Return all of the data exactly, with nothing left out but the pictures.

((

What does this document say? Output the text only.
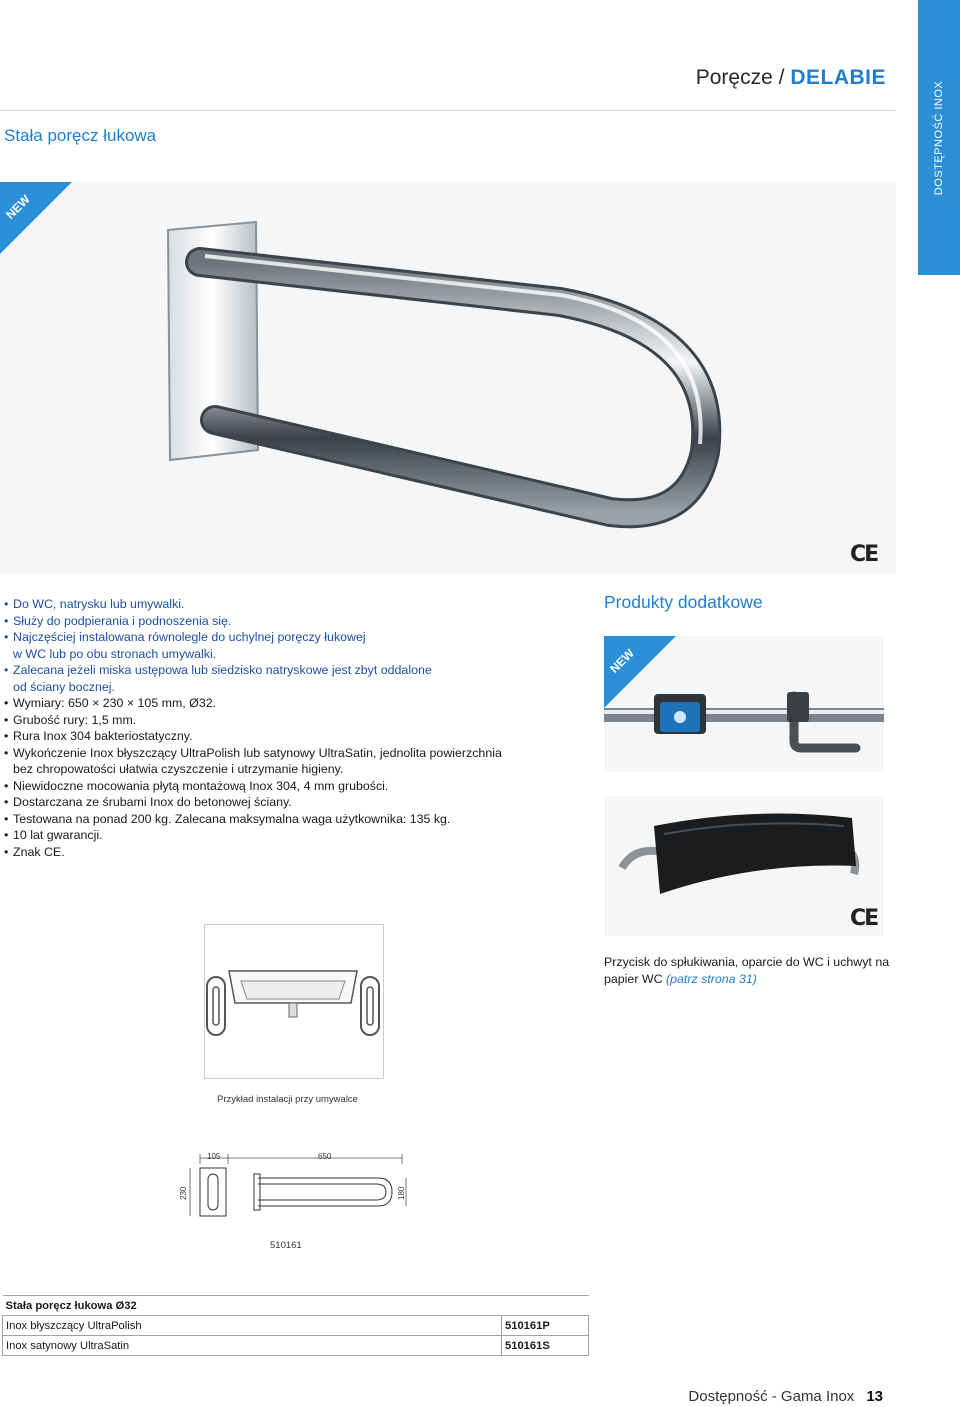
DOSTĘPNOŚĆ INOX
Poręcze / DELABIE
Stała poręcz łukowa
NEW
CE
• Do WC, natrysku lub umywalki.
• Służy do podpierania i podnoszenia się.
• Najczęściej instalowana równolegle do uchylnej poręczy łukowej
w WC lub po obu stronach umywalki.
• Zalecana jeżeli miska ustępowa lub siedzisko natryskowe jest zbyt oddalone
od ściany bocznej.
• Wymiary: 650 × 230 × 105 mm, Ø32.
• Grubość rury: 1,5 mm.
• Rura Inox 304 bakteriostatyczny.
• Wykończenie Inox błyszczący UltraPolish lub satynowy UltraSatin, jednolita powierzchnia
bez chropowatości ułatwia czyszczenie i utrzymanie higieny.
• Niewidoczne mocowania płytą montażową Inox 304, 4 mm grubości.
• Dostarczana ze śrubami Inox do betonowej ściany.
• Testowana na ponad 200 kg. Zalecana maksymalna waga użytkownika: 135 kg.
• 10 lat gwarancji.
• Znak CE.
Produkty dodatkowe
NEW
CE
Przycisk do spłukiwania, oparcie do WC i uchwyt na papier WC (patrz strona 31)
Przykład instalacji przy umywalce
105	650
230	180
510161
Stała poręcz łukowa Ø32	
Inox błyszczący UltraPolish	510161P
Inox satynowy UltraSatin	510161S
Dostępność - Gama Inox 13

))

_CORRECT RESULT:_
What does this document say? Output the text only.
DOSTĘPNOŚĆ INOX
Poręcze / DELABIE
Stała poręcz łukowa
NEW
CE
• Do WC, natrysku lub umywalki.
• Służy do podpierania i podnoszenia się.
• Najczęściej instalowana równolegle do uchylnej poręczy łukowej
w WC lub po obu stronach umywalki.
• Zalecana jeżeli miska ustępowa lub siedzisko natryskowe jest zbyt oddalone
od ściany bocznej.
• Wymiary: 650 × 230 × 105 mm, Ø32.
• Grubość rury: 1,5 mm.
• Rura Inox 304 bakteriostatyczny.
• Wykończenie Inox błyszczący UltraPolish lub satynowy UltraSatin, jednolita powierzchnia
bez chropowatości ułatwia czyszczenie i utrzymanie higieny.
• Niewidoczne mocowania płytą montażową Inox 304, 4 mm grubości.
• Dostarczana ze śrubami Inox do betonowej ściany.
• Testowana na ponad 200 kg. Zalecana maksymalna waga użytkownika: 135 kg.
• 10 lat gwarancji.
• Znak CE.
Produkty dodatkowe
NEW
CE
Przycisk do spłukiwania, oparcie do WC i uchwyt na papier WC (patrz strona 31)
Przykład instalacji przy umywalce
105	650
230	180
510161
Stała poręcz łukowa Ø32	
Inox błyszczący UltraPolish	510161P
Inox satynowy UltraSatin	510161S
Dostępność - Gama Inox 13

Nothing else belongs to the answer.